[SHORT PROBLEM] In the listing below, count each line containing "August" and answer with the count only.

[PROVIDED RECORDS]
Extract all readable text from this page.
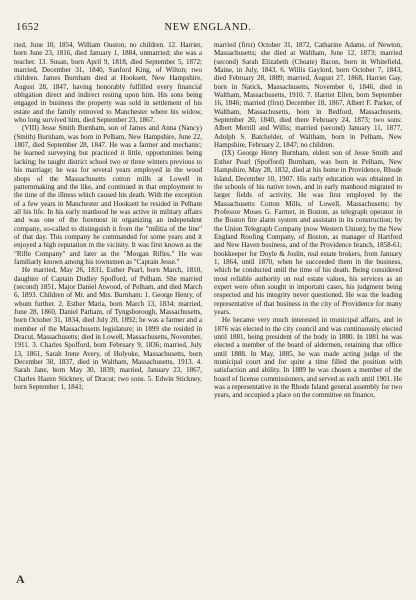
1652	NEW ENGLAND.

ried, June 10, 1854, William Ouston; no children. 12. Harriet, born June 23, 1816, died January 1, 1884, unmarried; she was a teacher. 13. Susan, born April 9, 1818, died September 5, 1872; married, December 31, 1840, Sanford King, of Wilton; two children. James Burnham died at Hooksett, New Hampshire, August 28, 1847, having honorably fulfilled every financial obligation direct and indirect resting upon him. His sons being engaged in business the property was sold in settlement of his estate and the family removed to Manchester where his widow, who long survived him, died September 23, 1867.

(VIII) Jesse Smith Burnham, son of James and Anna (Nancy) (Smith) Burnham, was born in Pelham, New Hampshire, June 22, 1807, died September 28, 1847. He was a farmer and mechanic; he learned surveying but practiced it little, opportunities being lacking; he taught district school two or three winters previous to his marriage; he was for several years employed in the wood shops of the Massachusetts cotton mills at Lowell in patternmaking and the like, and continued in that employment to the time of the illness which caused his death. With the exception of a few years in Manchester and Hooksett he resided in Pelham all his life. In his early manhood he was active in military affairs and was one of the foremost in organizing an independent company, so-called to distinguish it from the "militia of the line" of that day. This company he commanded for some years and it enjoyed a high reputation in the vicinity. It was first known as the "Rifle Company" and later as the "Morgan Rifles." He was familiarly known among his townsmen as "Captain Jesse."

He married, May 26, 1831, Esther Pearl, born March, 1810, daughter of Captain Dudley Spofford, of Pelham. She married (second) 1851, Major Daniel Atwood, of Pelham, and died March 6, 1893. Children of Mr. and Mrs. Burnham: 1. George Henry, of whom further. 2. Esther Maria, born March 13, 1834; married, June 28, 1860, Daniel Parham, of Tyngsborough, Massachusetts, born October 31, 1834, died July 20, 1892; he was a farmer and a member of the Massachusetts legislature; in 1899 she resided in Dracut, Massachusetts; died in Lowell, Massachusetts, November, 1911. 3. Charles Spofford, born February 9, 1836; married, July 13, 1861, Sarah Irene Avery, of Holyoke, Massachusetts, born December 30, 1837, died in Waltham, Massachusetts, 1913. 4. Sarah Jane, born May 30, 1839; married, January 23, 1867, Charles Hazen Stickney, of Dracut; two sons. 5. Edwin Stickney, born September 1, 1841;

married (first) October 31, 1872, Catharine Adams, of Newton, Massachusetts; she died at Waltham, June 12, 1873; married (second) Sarah Elizabeth (Choate) Bacon, born in Whitefield, Maine, in July, 1843. 6. Willis Gaylord, born October 7, 1843, died February 28, 1889; married, August 27, 1868, Harriet Gay, born in Natick, Massachusetts, November 6, 1846, died in Waltham, Massachusetts, 1910. 7. Harriet Ellen, born September 16, 1846; married (first) December 18, 1867, Albert F. Parker, of Waltham, Massachusetts, born in Bedford, Massachusetts, September 20, 1840, died there February 24, 1873; two sons: Albert Merrill and Willis; married (second) January 11, 1877, Adolph S. Batchelder, of Waltham, born in Pelham, New Hampshire, February 2, 1847; no children.

(IX) George Henry Burnham, eldest son of Jesse Smith and Esther Pearl (Spofford) Burnham, was born in Pelham, New Hampshire, May 28, 1832, died at his home in Providence, Rhode Island, December 10, 1907. His early education was obtained in the schools of his native town, and in early manhood migrated to larger fields of activity. He was first employed by the Massachusetts Cotton Mills, of Lowell, Massachusetts; by Professor Moses G. Farmer, in Boston, as telegraph operator in the Boston fire alarm system and assistant in its construction; by the Union Telegraph Company (now Western Union); by the New England Roofing Company, of Boston, as manager of Hartford and New Haven business, and of the Providence branch, 1858-61; bookkeeper for Doyle & Joslin, real estate brokers, from January 1, 1864, until 1870, when he succeeded them in the business, which he conducted until the time of his death. Being considered most reliable authority on real estate values, his services as an expert were often sought in important cases, his judgment being respected and his integrity never questioned. He was the leading representative of that business in the city of Providence for many years.

He became very much interested in municipal affairs, and in 1876 was elected to the city council and was continuously elected until 1881, being president of the body in 1880. In 1881 he was elected a member of the board of aldermen, retaining that office until 1888. In May, 1885, he was made acting judge of the municipal court and for quite a time filled the position with satisfaction and ability. In 1889 he was chosen a member of the board of license commissioners, and served as such until 1901. He was a representative in the Rhode Island general assembly for two years, and occupied a place on the committee on finance,

A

[RESPONSE TO THE TASK] 2